GIVEN ENTRIES:
********************

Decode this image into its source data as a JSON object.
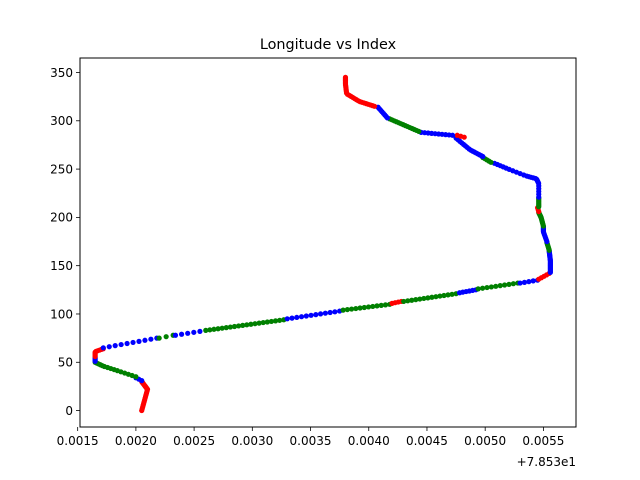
{
  "chart_data": {
    "type": "scatter",
    "title": "Longitude vs Index",
    "xlabel": "",
    "ylabel": "",
    "x_offset_label": "+7.853e1",
    "xlim": [
      0.00152,
      0.00578
    ],
    "ylim": [
      -17,
      365
    ],
    "xticks": [
      0.0015,
      0.002,
      0.0025,
      0.003,
      0.0035,
      0.004,
      0.0045,
      0.005,
      0.0055
    ],
    "xtick_labels": [
      "0.0015",
      "0.0020",
      "0.0025",
      "0.0030",
      "0.0035",
      "0.0040",
      "0.0045",
      "0.0050",
      "0.0055"
    ],
    "yticks": [
      0,
      50,
      100,
      150,
      200,
      250,
      300,
      350
    ],
    "ytick_labels": [
      "0",
      "50",
      "100",
      "150",
      "200",
      "250",
      "300",
      "350"
    ],
    "grid": false,
    "colors": {
      "red": "#ff0000",
      "blue": "#0000ff",
      "green": "#008000"
    },
    "segments": [
      {
        "color": "red",
        "count": 25,
        "x": [
          0.00205,
          0.0021,
          0.00205
        ],
        "y": [
          0,
          22,
          30
        ]
      },
      {
        "color": "blue",
        "count": 3,
        "x": [
          0.00205,
          0.002
        ],
        "y": [
          31,
          34
        ]
      },
      {
        "color": "green",
        "count": 15,
        "x": [
          0.002,
          0.00185,
          0.00172,
          0.00165
        ],
        "y": [
          35,
          41,
          46,
          50
        ]
      },
      {
        "color": "blue",
        "count": 5,
        "x": [
          0.00165,
          0.00165
        ],
        "y": [
          51,
          55
        ]
      },
      {
        "color": "red",
        "count": 10,
        "x": [
          0.00165,
          0.00165,
          0.00172
        ],
        "y": [
          56,
          61,
          64
        ]
      },
      {
        "color": "blue",
        "count": 10,
        "x": [
          0.00172,
          0.00218
        ],
        "y": [
          65,
          75
        ]
      },
      {
        "color": "green",
        "count": 3,
        "x": [
          0.0022,
          0.00232
        ],
        "y": [
          75,
          78
        ]
      },
      {
        "color": "blue",
        "count": 5,
        "x": [
          0.00234,
          0.00255
        ],
        "y": [
          78,
          82
        ]
      },
      {
        "color": "green",
        "count": 20,
        "x": [
          0.0026,
          0.00327
        ],
        "y": [
          83,
          94
        ]
      },
      {
        "color": "blue",
        "count": 12,
        "x": [
          0.0033,
          0.00375
        ],
        "y": [
          95,
          103
        ]
      },
      {
        "color": "green",
        "count": 12,
        "x": [
          0.00378,
          0.00418
        ],
        "y": [
          104,
          110
        ]
      },
      {
        "color": "red",
        "count": 4,
        "x": [
          0.0042,
          0.00428
        ],
        "y": [
          111,
          113
        ]
      },
      {
        "color": "green",
        "count": 14,
        "x": [
          0.0043,
          0.00475
        ],
        "y": [
          113,
          121
        ]
      },
      {
        "color": "blue",
        "count": 6,
        "x": [
          0.00478,
          0.00492
        ],
        "y": [
          122,
          125
        ]
      },
      {
        "color": "green",
        "count": 10,
        "x": [
          0.00494,
          0.00528
        ],
        "y": [
          126,
          132
        ]
      },
      {
        "color": "blue",
        "count": 5,
        "x": [
          0.0053,
          0.00545
        ],
        "y": [
          132,
          135
        ]
      },
      {
        "color": "red",
        "count": 5,
        "x": [
          0.00546,
          0.00555
        ],
        "y": [
          136,
          142
        ]
      },
      {
        "color": "blue",
        "count": 25,
        "x": [
          0.00556,
          0.00556,
          0.00555
        ],
        "y": [
          143,
          155,
          165
        ]
      },
      {
        "color": "green",
        "count": 8,
        "x": [
          0.00555,
          0.00553
        ],
        "y": [
          166,
          174
        ]
      },
      {
        "color": "blue",
        "count": 12,
        "x": [
          0.00553,
          0.0055,
          0.0055
        ],
        "y": [
          175,
          185,
          190
        ]
      },
      {
        "color": "green",
        "count": 15,
        "x": [
          0.0055,
          0.00548,
          0.00546
        ],
        "y": [
          191,
          200,
          205
        ]
      },
      {
        "color": "red",
        "count": 3,
        "x": [
          0.00546,
          0.00545
        ],
        "y": [
          206,
          210
        ]
      },
      {
        "color": "green",
        "count": 8,
        "x": [
          0.00546,
          0.00546
        ],
        "y": [
          211,
          220
        ]
      },
      {
        "color": "blue",
        "count": 25,
        "x": [
          0.00546,
          0.00546,
          0.00544,
          0.00535,
          0.0052,
          0.00508
        ],
        "y": [
          221,
          235,
          240,
          243,
          250,
          256
        ]
      },
      {
        "color": "green",
        "count": 5,
        "x": [
          0.00505,
          0.00498
        ],
        "y": [
          257,
          262
        ]
      },
      {
        "color": "blue",
        "count": 16,
        "x": [
          0.00498,
          0.00487,
          0.00475
        ],
        "y": [
          263,
          270,
          282
        ]
      },
      {
        "color": "red",
        "count": 3,
        "x": [
          0.00482,
          0.00476
        ],
        "y": [
          283,
          285
        ]
      },
      {
        "color": "blue",
        "count": 10,
        "x": [
          0.00472,
          0.00445
        ],
        "y": [
          285,
          288
        ]
      },
      {
        "color": "green",
        "count": 14,
        "x": [
          0.00443,
          0.00418
        ],
        "y": [
          289,
          302
        ]
      },
      {
        "color": "blue",
        "count": 8,
        "x": [
          0.00416,
          0.00408
        ],
        "y": [
          303,
          314
        ]
      },
      {
        "color": "red",
        "count": 30,
        "x": [
          0.00405,
          0.00392,
          0.00381,
          0.0038,
          0.0038
        ],
        "y": [
          315,
          320,
          328,
          338,
          345
        ]
      }
    ]
  }
}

********************

EXERCISE: Pictures in the records above should not be copied. Repeat everything else exactly.

TASK RESULT:
Decode this image into its source data as a JSON object.
{
  "chart_data": {
    "type": "scatter",
    "title": "Longitude vs Index",
    "xlabel": "",
    "ylabel": "",
    "x_offset_label": "+7.853e1",
    "xlim": [
      0.00152,
      0.00578
    ],
    "ylim": [
      -17,
      365
    ],
    "xticks": [
      0.0015,
      0.002,
      0.0025,
      0.003,
      0.0035,
      0.004,
      0.0045,
      0.005,
      0.0055
    ],
    "xtick_labels": [
      "0.0015",
      "0.0020",
      "0.0025",
      "0.0030",
      "0.0035",
      "0.0040",
      "0.0045",
      "0.0050",
      "0.0055"
    ],
    "yticks": [
      0,
      50,
      100,
      150,
      200,
      250,
      300,
      350
    ],
    "ytick_labels": [
      "0",
      "50",
      "100",
      "150",
      "200",
      "250",
      "300",
      "350"
    ],
    "grid": false,
    "colors": {
      "red": "#ff0000",
      "blue": "#0000ff",
      "green": "#008000"
    },
    "segments": [
      {
        "color": "red",
        "count": 25,
        "x": [
          0.00205,
          0.0021,
          0.00205
        ],
        "y": [
          0,
          22,
          30
        ]
      },
      {
        "color": "blue",
        "count": 3,
        "x": [
          0.00205,
          0.002
        ],
        "y": [
          31,
          34
        ]
      },
      {
        "color": "green",
        "count": 15,
        "x": [
          0.002,
          0.00185,
          0.00172,
          0.00165
        ],
        "y": [
          35,
          41,
          46,
          50
        ]
      },
      {
        "color": "blue",
        "count": 5,
        "x": [
          0.00165,
          0.00165
        ],
        "y": [
          51,
          55
        ]
      },
      {
        "color": "red",
        "count": 10,
        "x": [
          0.00165,
          0.00165,
          0.00172
        ],
        "y": [
          56,
          61,
          64
        ]
      },
      {
        "color": "blue",
        "count": 10,
        "x": [
          0.00172,
          0.00218
        ],
        "y": [
          65,
          75
        ]
      },
      {
        "color": "green",
        "count": 3,
        "x": [
          0.0022,
          0.00232
        ],
        "y": [
          75,
          78
        ]
      },
      {
        "color": "blue",
        "count": 5,
        "x": [
          0.00234,
          0.00255
        ],
        "y": [
          78,
          82
        ]
      },
      {
        "color": "green",
        "count": 20,
        "x": [
          0.0026,
          0.00327
        ],
        "y": [
          83,
          94
        ]
      },
      {
        "color": "blue",
        "count": 12,
        "x": [
          0.0033,
          0.00375
        ],
        "y": [
          95,
          103
        ]
      },
      {
        "color": "green",
        "count": 12,
        "x": [
          0.00378,
          0.00418
        ],
        "y": [
          104,
          110
        ]
      },
      {
        "color": "red",
        "count": 4,
        "x": [
          0.0042,
          0.00428
        ],
        "y": [
          111,
          113
        ]
      },
      {
        "color": "green",
        "count": 14,
        "x": [
          0.0043,
          0.00475
        ],
        "y": [
          113,
          121
        ]
      },
      {
        "color": "blue",
        "count": 6,
        "x": [
          0.00478,
          0.00492
        ],
        "y": [
          122,
          125
        ]
      },
      {
        "color": "green",
        "count": 10,
        "x": [
          0.00494,
          0.00528
        ],
        "y": [
          126,
          132
        ]
      },
      {
        "color": "blue",
        "count": 5,
        "x": [
          0.0053,
          0.00545
        ],
        "y": [
          132,
          135
        ]
      },
      {
        "color": "red",
        "count": 5,
        "x": [
          0.00546,
          0.00555
        ],
        "y": [
          136,
          142
        ]
      },
      {
        "color": "blue",
        "count": 25,
        "x": [
          0.00556,
          0.00556,
          0.00555
        ],
        "y": [
          143,
          155,
          165
        ]
      },
      {
        "color": "green",
        "count": 8,
        "x": [
          0.00555,
          0.00553
        ],
        "y": [
          166,
          174
        ]
      },
      {
        "color": "blue",
        "count": 12,
        "x": [
          0.00553,
          0.0055,
          0.0055
        ],
        "y": [
          175,
          185,
          190
        ]
      },
      {
        "color": "green",
        "count": 15,
        "x": [
          0.0055,
          0.00548,
          0.00546
        ],
        "y": [
          191,
          200,
          205
        ]
      },
      {
        "color": "red",
        "count": 3,
        "x": [
          0.00546,
          0.00545
        ],
        "y": [
          206,
          210
        ]
      },
      {
        "color": "green",
        "count": 8,
        "x": [
          0.00546,
          0.00546
        ],
        "y": [
          211,
          220
        ]
      },
      {
        "color": "blue",
        "count": 25,
        "x": [
          0.00546,
          0.00546,
          0.00544,
          0.00535,
          0.0052,
          0.00508
        ],
        "y": [
          221,
          235,
          240,
          243,
          250,
          256
        ]
      },
      {
        "color": "green",
        "count": 5,
        "x": [
          0.00505,
          0.00498
        ],
        "y": [
          257,
          262
        ]
      },
      {
        "color": "blue",
        "count": 16,
        "x": [
          0.00498,
          0.00487,
          0.00475
        ],
        "y": [
          263,
          270,
          282
        ]
      },
      {
        "color": "red",
        "count": 3,
        "x": [
          0.00482,
          0.00476
        ],
        "y": [
          283,
          285
        ]
      },
      {
        "color": "blue",
        "count": 10,
        "x": [
          0.00472,
          0.00445
        ],
        "y": [
          285,
          288
        ]
      },
      {
        "color": "green",
        "count": 14,
        "x": [
          0.00443,
          0.00418
        ],
        "y": [
          289,
          302
        ]
      },
      {
        "color": "blue",
        "count": 8,
        "x": [
          0.00416,
          0.00408
        ],
        "y": [
          303,
          314
        ]
      },
      {
        "color": "red",
        "count": 30,
        "x": [
          0.00405,
          0.00392,
          0.00381,
          0.0038,
          0.0038
        ],
        "y": [
          315,
          320,
          328,
          338,
          345
        ]
      }
    ]
  }
}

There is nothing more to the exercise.